» **Short problem**:
What follows is a listing to be transcribed exactly.
## begin
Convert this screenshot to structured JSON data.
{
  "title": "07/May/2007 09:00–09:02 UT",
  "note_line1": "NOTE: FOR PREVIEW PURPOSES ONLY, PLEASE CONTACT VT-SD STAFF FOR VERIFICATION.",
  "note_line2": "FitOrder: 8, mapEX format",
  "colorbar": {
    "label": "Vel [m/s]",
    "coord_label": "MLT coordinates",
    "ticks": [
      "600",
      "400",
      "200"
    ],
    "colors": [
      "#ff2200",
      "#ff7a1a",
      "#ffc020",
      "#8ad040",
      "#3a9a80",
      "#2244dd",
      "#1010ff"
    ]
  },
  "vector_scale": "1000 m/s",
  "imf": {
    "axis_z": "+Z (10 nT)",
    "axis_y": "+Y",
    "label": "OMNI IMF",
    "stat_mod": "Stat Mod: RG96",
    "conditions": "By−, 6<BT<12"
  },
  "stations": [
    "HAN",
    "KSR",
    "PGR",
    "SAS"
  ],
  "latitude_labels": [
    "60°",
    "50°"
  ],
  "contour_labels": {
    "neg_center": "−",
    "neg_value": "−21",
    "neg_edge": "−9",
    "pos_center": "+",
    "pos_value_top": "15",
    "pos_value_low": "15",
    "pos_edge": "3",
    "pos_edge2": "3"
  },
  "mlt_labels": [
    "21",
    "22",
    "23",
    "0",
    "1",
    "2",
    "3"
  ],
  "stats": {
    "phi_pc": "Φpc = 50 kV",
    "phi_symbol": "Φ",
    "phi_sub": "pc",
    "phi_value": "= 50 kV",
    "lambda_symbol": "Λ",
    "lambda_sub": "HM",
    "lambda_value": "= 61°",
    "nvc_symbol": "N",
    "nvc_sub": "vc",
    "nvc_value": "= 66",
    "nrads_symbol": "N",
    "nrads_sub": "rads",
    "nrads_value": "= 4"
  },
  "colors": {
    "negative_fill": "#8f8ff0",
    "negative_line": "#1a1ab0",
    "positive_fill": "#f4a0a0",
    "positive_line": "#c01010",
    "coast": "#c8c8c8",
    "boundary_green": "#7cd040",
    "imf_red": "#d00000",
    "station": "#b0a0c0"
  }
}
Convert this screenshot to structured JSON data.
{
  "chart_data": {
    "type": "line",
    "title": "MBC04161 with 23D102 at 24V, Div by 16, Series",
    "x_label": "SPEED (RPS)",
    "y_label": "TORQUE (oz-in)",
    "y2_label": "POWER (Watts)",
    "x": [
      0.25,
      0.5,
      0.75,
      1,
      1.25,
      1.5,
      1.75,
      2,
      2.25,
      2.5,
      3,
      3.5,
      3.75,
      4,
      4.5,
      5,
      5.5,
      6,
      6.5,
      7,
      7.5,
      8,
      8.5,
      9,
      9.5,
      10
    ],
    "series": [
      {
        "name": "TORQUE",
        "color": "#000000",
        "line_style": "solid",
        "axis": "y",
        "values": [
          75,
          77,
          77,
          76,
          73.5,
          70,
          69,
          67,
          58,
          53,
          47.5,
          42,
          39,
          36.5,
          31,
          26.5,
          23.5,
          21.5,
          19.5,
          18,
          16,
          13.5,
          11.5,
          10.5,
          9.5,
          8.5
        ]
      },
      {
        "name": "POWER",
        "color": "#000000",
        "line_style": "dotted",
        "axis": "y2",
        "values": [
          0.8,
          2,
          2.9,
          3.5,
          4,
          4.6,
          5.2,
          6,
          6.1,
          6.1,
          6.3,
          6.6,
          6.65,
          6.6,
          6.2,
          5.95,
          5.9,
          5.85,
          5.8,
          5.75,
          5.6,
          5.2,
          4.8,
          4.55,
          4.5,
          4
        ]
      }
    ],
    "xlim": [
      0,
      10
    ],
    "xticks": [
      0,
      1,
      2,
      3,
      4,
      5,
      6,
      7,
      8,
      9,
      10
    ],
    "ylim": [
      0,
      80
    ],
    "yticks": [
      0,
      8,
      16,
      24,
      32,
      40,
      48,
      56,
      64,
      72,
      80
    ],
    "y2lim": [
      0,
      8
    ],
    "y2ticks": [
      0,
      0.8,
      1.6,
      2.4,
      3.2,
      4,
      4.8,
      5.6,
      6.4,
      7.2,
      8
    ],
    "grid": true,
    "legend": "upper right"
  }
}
## end
» **Reply**:
Convert this screenshot to structured JSON data.
{
  "title": "07/May/2007 09:00–09:02 UT",
  "note_line1": "NOTE: FOR PREVIEW PURPOSES ONLY, PLEASE CONTACT VT-SD STAFF FOR VERIFICATION.",
  "note_line2": "FitOrder: 8, mapEX format",
  "colorbar": {
    "label": "Vel [m/s]",
    "coord_label": "MLT coordinates",
    "ticks": [
      "600",
      "400",
      "200"
    ],
    "colors": [
      "#ff2200",
      "#ff7a1a",
      "#ffc020",
      "#8ad040",
      "#3a9a80",
      "#2244dd",
      "#1010ff"
    ]
  },
  "vector_scale": "1000 m/s",
  "imf": {
    "axis_z": "+Z (10 nT)",
    "axis_y": "+Y",
    "label": "OMNI IMF",
    "stat_mod": "Stat Mod: RG96",
    "conditions": "By−, 6<BT<12"
  },
  "stations": [
    "HAN",
    "KSR",
    "PGR",
    "SAS"
  ],
  "latitude_labels": [
    "60°",
    "50°"
  ],
  "contour_labels": {
    "neg_center": "−",
    "neg_value": "−21",
    "neg_edge": "−9",
    "pos_center": "+",
    "pos_value_top": "15",
    "pos_value_low": "15",
    "pos_edge": "3",
    "pos_edge2": "3"
  },
  "mlt_labels": [
    "21",
    "22",
    "23",
    "0",
    "1",
    "2",
    "3"
  ],
  "stats": {
    "phi_pc": "Φpc = 50 kV",
    "phi_symbol": "Φ",
    "phi_sub": "pc",
    "phi_value": "= 50 kV",
    "lambda_symbol": "Λ",
    "lambda_sub": "HM",
    "lambda_value": "= 61°",
    "nvc_symbol": "N",
    "nvc_sub": "vc",
    "nvc_value": "= 66",
    "nrads_symbol": "N",
    "nrads_sub": "rads",
    "nrads_value": "= 4"
  },
  "colors": {
    "negative_fill": "#8f8ff0",
    "negative_line": "#1a1ab0",
    "positive_fill": "#f4a0a0",
    "positive_line": "#c01010",
    "coast": "#c8c8c8",
    "boundary_green": "#7cd040",
    "imf_red": "#d00000",
    "station": "#b0a0c0"
  }
}
Convert this screenshot to structured JSON data.
{
  "chart_data": {
    "type": "line",
    "title": "MBC04161 with 23D102 at 24V, Div by 16, Series",
    "x_label": "SPEED (RPS)",
    "y_label": "TORQUE (oz-in)",
    "y2_label": "POWER (Watts)",
    "x": [
      0.25,
      0.5,
      0.75,
      1,
      1.25,
      1.5,
      1.75,
      2,
      2.25,
      2.5,
      3,
      3.5,
      3.75,
      4,
      4.5,
      5,
      5.5,
      6,
      6.5,
      7,
      7.5,
      8,
      8.5,
      9,
      9.5,
      10
    ],
    "series": [
      {
        "name": "TORQUE",
        "color": "#000000",
        "line_style": "solid",
        "axis": "y",
        "values": [
          75,
          77,
          77,
          76,
          73.5,
          70,
          69,
          67,
          58,
          53,
          47.5,
          42,
          39,
          36.5,
          31,
          26.5,
          23.5,
          21.5,
          19.5,
          18,
          16,
          13.5,
          11.5,
          10.5,
          9.5,
          8.5
        ]
      },
      {
        "name": "POWER",
        "color": "#000000",
        "line_style": "dotted",
        "axis": "y2",
        "values": [
          0.8,
          2,
          2.9,
          3.5,
          4,
          4.6,
          5.2,
          6,
          6.1,
          6.1,
          6.3,
          6.6,
          6.65,
          6.6,
          6.2,
          5.95,
          5.9,
          5.85,
          5.8,
          5.75,
          5.6,
          5.2,
          4.8,
          4.55,
          4.5,
          4
        ]
      }
    ],
    "xlim": [
      0,
      10
    ],
    "xticks": [
      0,
      1,
      2,
      3,
      4,
      5,
      6,
      7,
      8,
      9,
      10
    ],
    "ylim": [
      0,
      80
    ],
    "yticks": [
      0,
      8,
      16,
      24,
      32,
      40,
      48,
      56,
      64,
      72,
      80
    ],
    "y2lim": [
      0,
      8
    ],
    "y2ticks": [
      0,
      0.8,
      1.6,
      2.4,
      3.2,
      4,
      4.8,
      5.6,
      6.4,
      7.2,
      8
    ],
    "grid": true,
    "legend": "upper right"
  }
}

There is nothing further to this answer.